● GOAL OF THE EXERCISE:
Take each line that has the word "Performance" and return it.

** BEGIN THE RECORDS **

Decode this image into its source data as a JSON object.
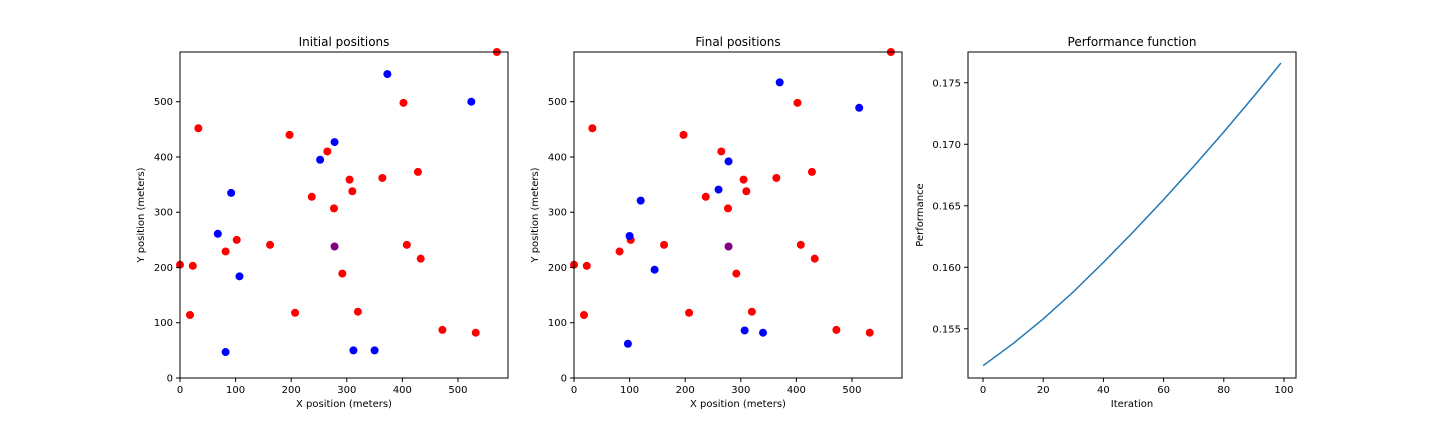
{
  "colors": {
    "red": "#ff0000",
    "blue": "#0000ff",
    "purple": "#800080",
    "line": "#1f77b4"
  },
  "chart_data": [
    {
      "type": "scatter",
      "title": "Initial positions",
      "xlabel": "X position (meters)",
      "ylabel": "Y position (meters)",
      "xlim": [
        0,
        590
      ],
      "ylim": [
        0,
        590
      ],
      "xticks": [
        0,
        100,
        200,
        300,
        400,
        500
      ],
      "yticks": [
        0,
        100,
        200,
        300,
        400,
        500
      ],
      "series": [
        {
          "color_key": "red",
          "points": [
            [
              0,
              205
            ],
            [
              23,
              203
            ],
            [
              18,
              114
            ],
            [
              33,
              452
            ],
            [
              82,
              229
            ],
            [
              102,
              250
            ],
            [
              162,
              241
            ],
            [
              197,
              440
            ],
            [
              207,
              118
            ],
            [
              237,
              328
            ],
            [
              265,
              410
            ],
            [
              277,
              307
            ],
            [
              292,
              189
            ],
            [
              305,
              359
            ],
            [
              310,
              338
            ],
            [
              320,
              120
            ],
            [
              364,
              362
            ],
            [
              402,
              498
            ],
            [
              408,
              241
            ],
            [
              428,
              373
            ],
            [
              433,
              216
            ],
            [
              472,
              87
            ],
            [
              532,
              82
            ],
            [
              570,
              590
            ]
          ]
        },
        {
          "color_key": "blue",
          "points": [
            [
              68,
              261
            ],
            [
              82,
              47
            ],
            [
              92,
              335
            ],
            [
              107,
              184
            ],
            [
              252,
              395
            ],
            [
              278,
              427
            ],
            [
              312,
              50
            ],
            [
              350,
              50
            ],
            [
              373,
              550
            ],
            [
              524,
              500
            ]
          ]
        },
        {
          "color_key": "purple",
          "points": [
            [
              278,
              238
            ]
          ]
        }
      ]
    },
    {
      "type": "scatter",
      "title": "Final positions",
      "xlabel": "X position (meters)",
      "ylabel": "Y position (meters)",
      "xlim": [
        0,
        590
      ],
      "ylim": [
        0,
        590
      ],
      "xticks": [
        0,
        100,
        200,
        300,
        400,
        500
      ],
      "yticks": [
        0,
        100,
        200,
        300,
        400,
        500
      ],
      "series": [
        {
          "color_key": "red",
          "points": [
            [
              0,
              205
            ],
            [
              23,
              203
            ],
            [
              18,
              114
            ],
            [
              33,
              452
            ],
            [
              82,
              229
            ],
            [
              102,
              250
            ],
            [
              162,
              241
            ],
            [
              197,
              440
            ],
            [
              207,
              118
            ],
            [
              237,
              328
            ],
            [
              265,
              410
            ],
            [
              277,
              307
            ],
            [
              292,
              189
            ],
            [
              305,
              359
            ],
            [
              310,
              338
            ],
            [
              320,
              120
            ],
            [
              364,
              362
            ],
            [
              402,
              498
            ],
            [
              408,
              241
            ],
            [
              428,
              373
            ],
            [
              433,
              216
            ],
            [
              472,
              87
            ],
            [
              532,
              82
            ],
            [
              570,
              590
            ]
          ]
        },
        {
          "color_key": "blue",
          "points": [
            [
              97,
              62
            ],
            [
              100,
              257
            ],
            [
              120,
              321
            ],
            [
              145,
              196
            ],
            [
              260,
              341
            ],
            [
              278,
              392
            ],
            [
              307,
              86
            ],
            [
              340,
              82
            ],
            [
              370,
              535
            ],
            [
              513,
              489
            ]
          ]
        },
        {
          "color_key": "purple",
          "points": [
            [
              278,
              238
            ]
          ]
        }
      ]
    },
    {
      "type": "line",
      "title": "Performance function",
      "xlabel": "Iteration",
      "ylabel": "Performance",
      "xlim": [
        -5,
        104
      ],
      "ylim": [
        0.151,
        0.1775
      ],
      "xticks": [
        0,
        20,
        40,
        60,
        80,
        100
      ],
      "yticks": [
        0.155,
        0.16,
        0.165,
        0.17,
        0.175
      ],
      "ytick_labels": [
        "0.155",
        "0.160",
        "0.165",
        "0.170",
        "0.175"
      ],
      "series": [
        {
          "color_key": "line",
          "x": [
            0,
            10,
            20,
            30,
            40,
            50,
            60,
            70,
            80,
            90,
            99
          ],
          "y": [
            0.152,
            0.1538,
            0.1558,
            0.158,
            0.1604,
            0.1629,
            0.1655,
            0.1682,
            0.171,
            0.1739,
            0.1766
          ]
        }
      ]
    }
  ]
}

** END THE RECORDS **

● TASK SOLUTION:
      "title": "Performance function",
      "ylabel": "Performance",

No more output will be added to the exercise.